[Task brief]:
In the records that follow, locate every line with "Agrypnia" and extract it.
○ ○ ○ ○ ○ ○ ○
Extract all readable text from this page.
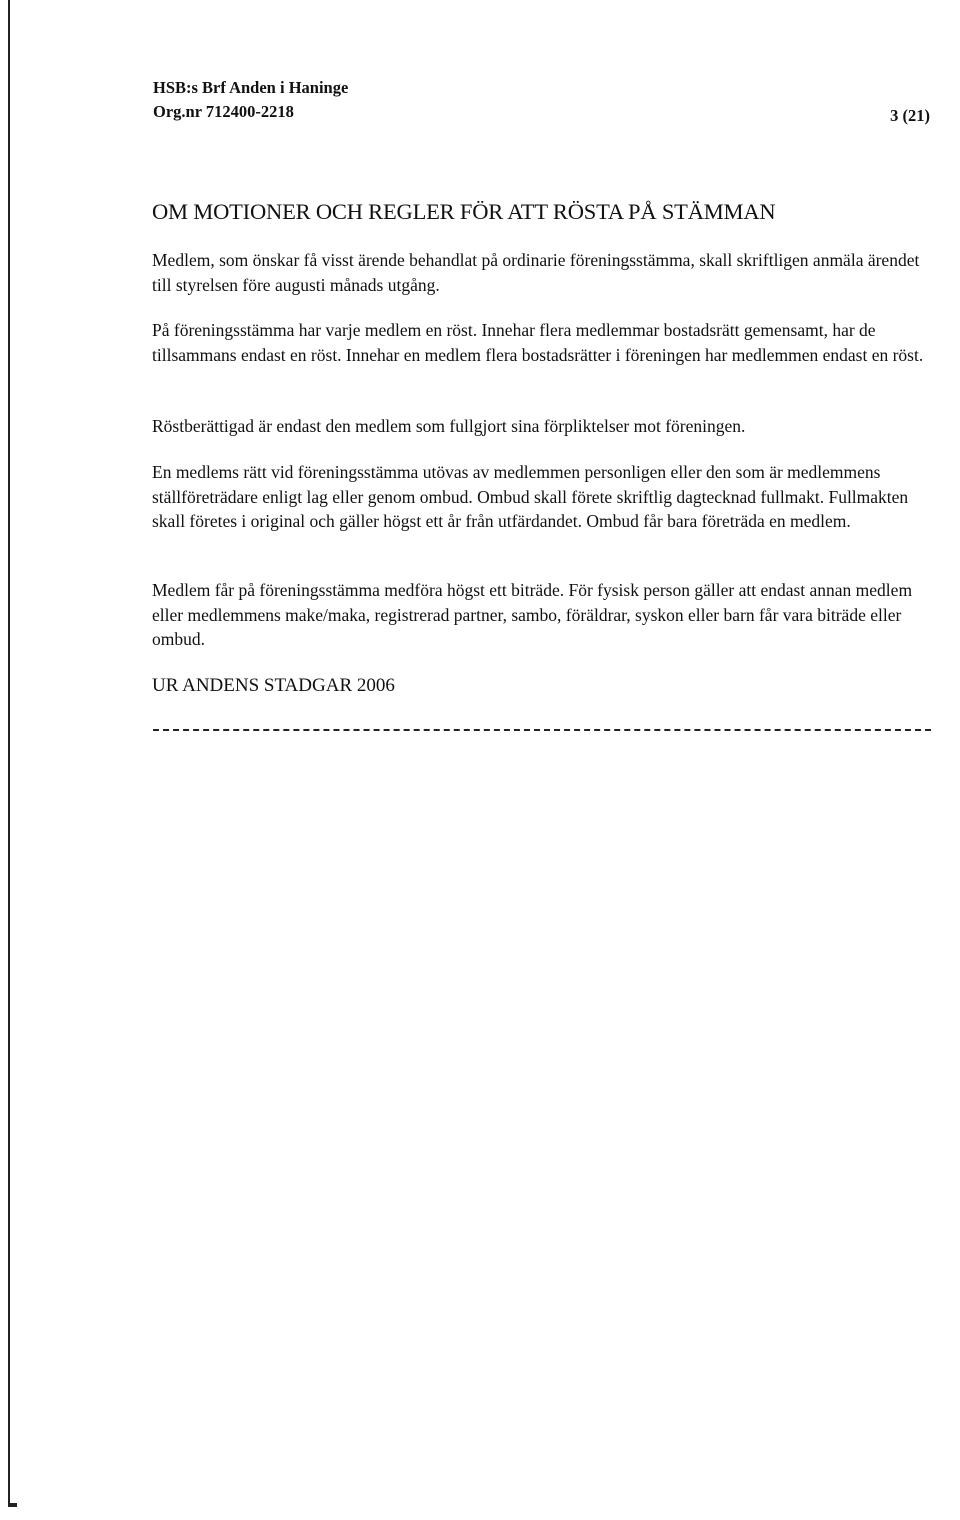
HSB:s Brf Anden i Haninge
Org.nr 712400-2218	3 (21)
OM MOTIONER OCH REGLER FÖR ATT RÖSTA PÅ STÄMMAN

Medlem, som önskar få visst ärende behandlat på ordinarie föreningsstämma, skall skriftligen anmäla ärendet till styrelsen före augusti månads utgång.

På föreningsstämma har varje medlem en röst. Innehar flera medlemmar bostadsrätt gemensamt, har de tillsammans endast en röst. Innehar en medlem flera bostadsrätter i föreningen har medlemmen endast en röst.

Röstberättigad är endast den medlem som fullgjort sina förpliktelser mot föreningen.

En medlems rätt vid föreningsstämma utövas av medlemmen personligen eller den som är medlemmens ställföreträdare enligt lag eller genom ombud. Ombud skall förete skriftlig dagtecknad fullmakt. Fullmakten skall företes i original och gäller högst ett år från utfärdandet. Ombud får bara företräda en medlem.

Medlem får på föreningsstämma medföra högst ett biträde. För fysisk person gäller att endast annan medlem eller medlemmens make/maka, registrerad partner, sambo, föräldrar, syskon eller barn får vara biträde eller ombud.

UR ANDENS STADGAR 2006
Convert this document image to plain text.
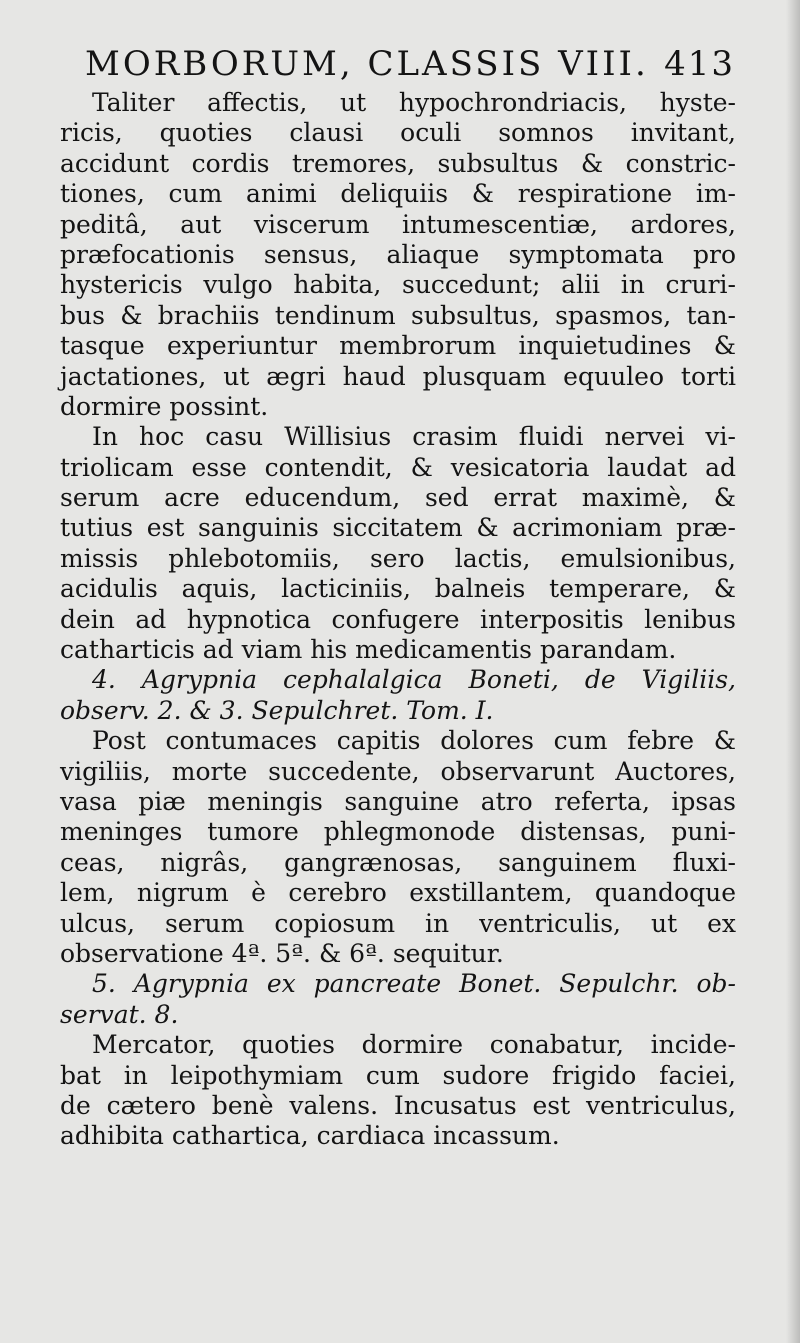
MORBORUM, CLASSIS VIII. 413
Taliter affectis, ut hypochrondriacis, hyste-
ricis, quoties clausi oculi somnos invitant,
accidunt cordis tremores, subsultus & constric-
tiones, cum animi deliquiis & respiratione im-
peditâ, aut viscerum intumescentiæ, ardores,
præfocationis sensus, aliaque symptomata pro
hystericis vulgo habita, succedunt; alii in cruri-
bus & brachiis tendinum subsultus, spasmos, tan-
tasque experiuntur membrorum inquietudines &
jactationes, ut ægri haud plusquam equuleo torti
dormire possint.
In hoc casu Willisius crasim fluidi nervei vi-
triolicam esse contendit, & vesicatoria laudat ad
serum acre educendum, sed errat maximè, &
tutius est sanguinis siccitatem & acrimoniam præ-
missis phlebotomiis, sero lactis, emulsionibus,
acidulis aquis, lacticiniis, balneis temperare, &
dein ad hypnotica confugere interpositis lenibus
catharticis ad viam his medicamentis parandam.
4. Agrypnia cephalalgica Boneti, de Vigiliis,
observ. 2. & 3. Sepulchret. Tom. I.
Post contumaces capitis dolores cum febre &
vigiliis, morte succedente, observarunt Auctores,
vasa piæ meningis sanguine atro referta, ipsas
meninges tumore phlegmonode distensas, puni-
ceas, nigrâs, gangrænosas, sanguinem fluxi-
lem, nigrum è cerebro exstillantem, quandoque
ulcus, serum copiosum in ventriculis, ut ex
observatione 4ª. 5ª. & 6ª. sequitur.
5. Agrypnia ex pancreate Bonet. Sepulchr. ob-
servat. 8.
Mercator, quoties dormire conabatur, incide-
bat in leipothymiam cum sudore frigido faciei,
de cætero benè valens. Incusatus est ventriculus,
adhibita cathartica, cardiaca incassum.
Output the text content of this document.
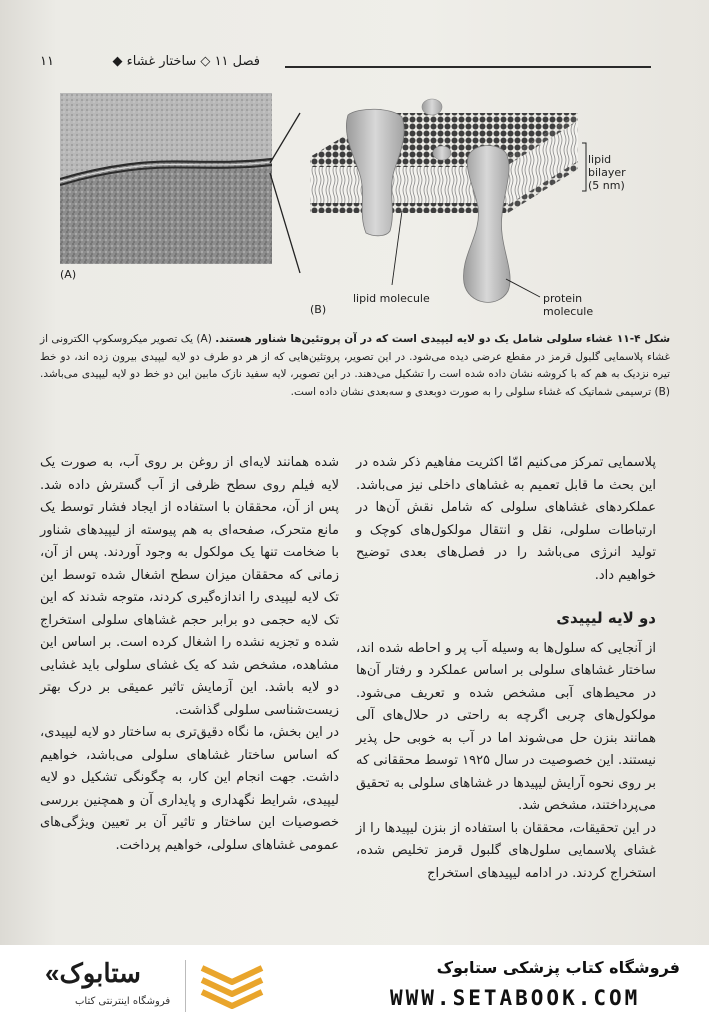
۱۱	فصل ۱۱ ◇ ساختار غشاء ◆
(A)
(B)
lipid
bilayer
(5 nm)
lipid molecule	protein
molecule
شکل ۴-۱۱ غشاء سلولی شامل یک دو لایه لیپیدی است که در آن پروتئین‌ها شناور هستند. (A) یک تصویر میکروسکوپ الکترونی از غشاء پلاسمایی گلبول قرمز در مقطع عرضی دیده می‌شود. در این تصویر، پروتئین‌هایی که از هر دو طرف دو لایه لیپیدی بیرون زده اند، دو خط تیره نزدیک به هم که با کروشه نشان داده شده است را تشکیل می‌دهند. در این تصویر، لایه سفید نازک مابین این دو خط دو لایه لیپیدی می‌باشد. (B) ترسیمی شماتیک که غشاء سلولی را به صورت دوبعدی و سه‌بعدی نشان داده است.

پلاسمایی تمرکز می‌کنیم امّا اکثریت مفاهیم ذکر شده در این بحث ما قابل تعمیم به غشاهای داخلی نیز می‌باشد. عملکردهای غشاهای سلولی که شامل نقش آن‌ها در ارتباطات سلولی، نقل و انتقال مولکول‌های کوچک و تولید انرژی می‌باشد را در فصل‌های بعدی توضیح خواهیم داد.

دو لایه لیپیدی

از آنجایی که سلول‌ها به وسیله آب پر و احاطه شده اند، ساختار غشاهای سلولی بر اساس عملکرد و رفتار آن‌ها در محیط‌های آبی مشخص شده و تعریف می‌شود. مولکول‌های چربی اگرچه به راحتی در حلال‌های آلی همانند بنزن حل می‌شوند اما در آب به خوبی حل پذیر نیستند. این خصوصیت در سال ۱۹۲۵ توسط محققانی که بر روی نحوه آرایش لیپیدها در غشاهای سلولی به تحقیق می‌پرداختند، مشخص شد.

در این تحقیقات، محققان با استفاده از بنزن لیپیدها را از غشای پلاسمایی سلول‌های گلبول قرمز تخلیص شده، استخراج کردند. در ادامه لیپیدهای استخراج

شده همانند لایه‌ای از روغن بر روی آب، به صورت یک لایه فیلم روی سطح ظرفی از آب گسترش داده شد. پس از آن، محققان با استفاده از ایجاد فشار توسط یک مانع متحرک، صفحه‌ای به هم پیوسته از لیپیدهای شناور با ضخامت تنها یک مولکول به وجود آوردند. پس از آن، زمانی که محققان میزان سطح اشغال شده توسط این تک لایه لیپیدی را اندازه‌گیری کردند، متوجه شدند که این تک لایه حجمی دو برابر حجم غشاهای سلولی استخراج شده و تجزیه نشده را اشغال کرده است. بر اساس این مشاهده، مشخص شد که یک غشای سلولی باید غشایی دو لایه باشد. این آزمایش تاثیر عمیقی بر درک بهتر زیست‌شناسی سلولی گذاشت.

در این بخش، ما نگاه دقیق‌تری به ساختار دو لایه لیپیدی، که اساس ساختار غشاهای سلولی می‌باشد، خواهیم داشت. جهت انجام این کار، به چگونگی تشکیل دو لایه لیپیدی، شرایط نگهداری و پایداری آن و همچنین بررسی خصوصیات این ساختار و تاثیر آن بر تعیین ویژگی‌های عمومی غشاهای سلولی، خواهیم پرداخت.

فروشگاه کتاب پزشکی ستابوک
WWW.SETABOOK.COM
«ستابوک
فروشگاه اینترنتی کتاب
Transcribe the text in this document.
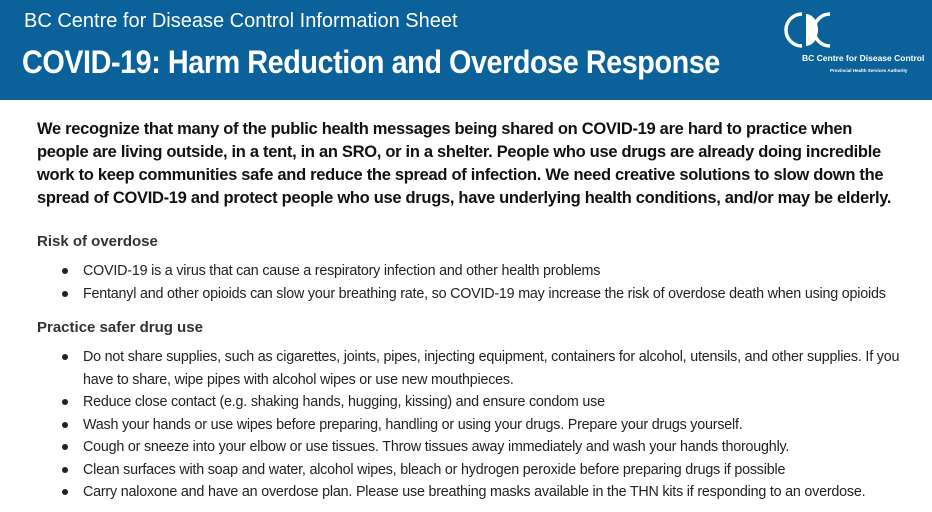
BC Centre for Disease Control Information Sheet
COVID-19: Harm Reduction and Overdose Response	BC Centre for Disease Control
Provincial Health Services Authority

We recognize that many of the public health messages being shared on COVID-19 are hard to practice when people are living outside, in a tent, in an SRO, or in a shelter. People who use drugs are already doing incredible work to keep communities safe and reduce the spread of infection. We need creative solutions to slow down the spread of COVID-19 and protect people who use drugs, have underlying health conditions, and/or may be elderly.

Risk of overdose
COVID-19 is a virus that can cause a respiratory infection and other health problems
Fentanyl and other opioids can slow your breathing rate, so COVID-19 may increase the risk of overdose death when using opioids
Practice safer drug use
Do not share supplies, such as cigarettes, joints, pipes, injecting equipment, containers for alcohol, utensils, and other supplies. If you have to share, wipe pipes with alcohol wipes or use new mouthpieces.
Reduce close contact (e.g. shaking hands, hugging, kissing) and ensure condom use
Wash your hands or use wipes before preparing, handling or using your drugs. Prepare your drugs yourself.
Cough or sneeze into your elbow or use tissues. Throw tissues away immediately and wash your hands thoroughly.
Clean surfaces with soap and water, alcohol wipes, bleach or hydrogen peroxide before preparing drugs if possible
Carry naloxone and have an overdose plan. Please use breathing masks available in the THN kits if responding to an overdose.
○ ○ ○ ○ ○ ○ ○
[Answer to this exercise]:
4. Agrypnia cephalalgica Boneti, de Vigiliis,
5. Agrypnia ex pancreate Bonet. Sepulchr. ob-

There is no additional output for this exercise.